> [Aim]
Write out the records beneath this line exactly as they appear, minus any images.
** start **
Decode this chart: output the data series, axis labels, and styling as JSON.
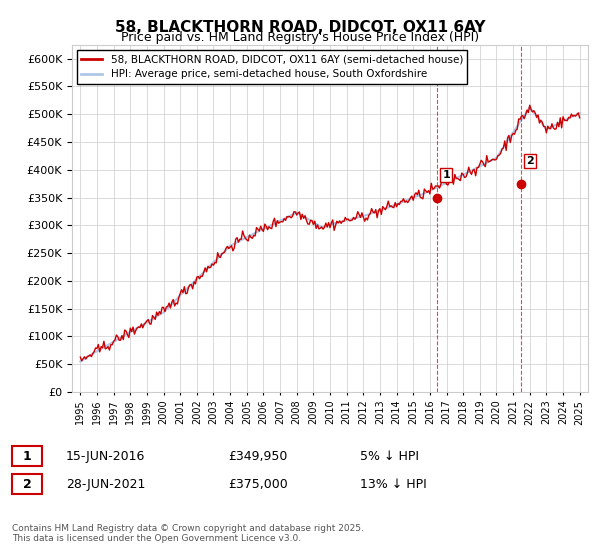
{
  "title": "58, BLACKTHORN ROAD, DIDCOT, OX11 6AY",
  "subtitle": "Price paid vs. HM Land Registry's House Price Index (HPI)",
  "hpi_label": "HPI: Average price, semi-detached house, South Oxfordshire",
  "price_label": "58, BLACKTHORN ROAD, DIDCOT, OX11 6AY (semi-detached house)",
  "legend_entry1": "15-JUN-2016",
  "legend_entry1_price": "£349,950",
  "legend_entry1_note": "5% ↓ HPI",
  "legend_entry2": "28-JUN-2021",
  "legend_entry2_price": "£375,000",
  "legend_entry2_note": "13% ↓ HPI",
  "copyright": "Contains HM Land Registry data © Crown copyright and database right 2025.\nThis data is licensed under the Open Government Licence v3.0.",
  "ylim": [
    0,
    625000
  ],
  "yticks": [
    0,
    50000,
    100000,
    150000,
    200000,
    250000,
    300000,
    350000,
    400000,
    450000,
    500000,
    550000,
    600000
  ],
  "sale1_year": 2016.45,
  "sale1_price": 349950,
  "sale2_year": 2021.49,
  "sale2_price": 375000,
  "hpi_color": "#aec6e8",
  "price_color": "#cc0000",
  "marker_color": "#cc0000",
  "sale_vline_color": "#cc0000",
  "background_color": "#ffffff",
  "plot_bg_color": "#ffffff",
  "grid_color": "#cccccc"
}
** end **
> [Task result]
Decode this chart: output the data series, axis labels, and styling as JSON.
{
  "title": "58, BLACKTHORN ROAD, DIDCOT, OX11 6AY",
  "subtitle": "Price paid vs. HM Land Registry's House Price Index (HPI)",
  "hpi_label": "HPI: Average price, semi-detached house, South Oxfordshire",
  "price_label": "58, BLACKTHORN ROAD, DIDCOT, OX11 6AY (semi-detached house)",
  "legend_entry1": "15-JUN-2016",
  "legend_entry1_price": "£349,950",
  "legend_entry1_note": "5% ↓ HPI",
  "legend_entry2": "28-JUN-2021",
  "legend_entry2_price": "£375,000",
  "legend_entry2_note": "13% ↓ HPI",
  "copyright": "Contains HM Land Registry data © Crown copyright and database right 2025.\nThis data is licensed under the Open Government Licence v3.0.",
  "ylim": [
    0,
    625000
  ],
  "yticks": [
    0,
    50000,
    100000,
    150000,
    200000,
    250000,
    300000,
    350000,
    400000,
    450000,
    500000,
    550000,
    600000
  ],
  "sale1_year": 2016.45,
  "sale1_price": 349950,
  "sale2_year": 2021.49,
  "sale2_price": 375000,
  "hpi_color": "#aec6e8",
  "price_color": "#cc0000",
  "marker_color": "#cc0000",
  "sale_vline_color": "#cc0000",
  "background_color": "#ffffff",
  "plot_bg_color": "#ffffff",
  "grid_color": "#cccccc"
}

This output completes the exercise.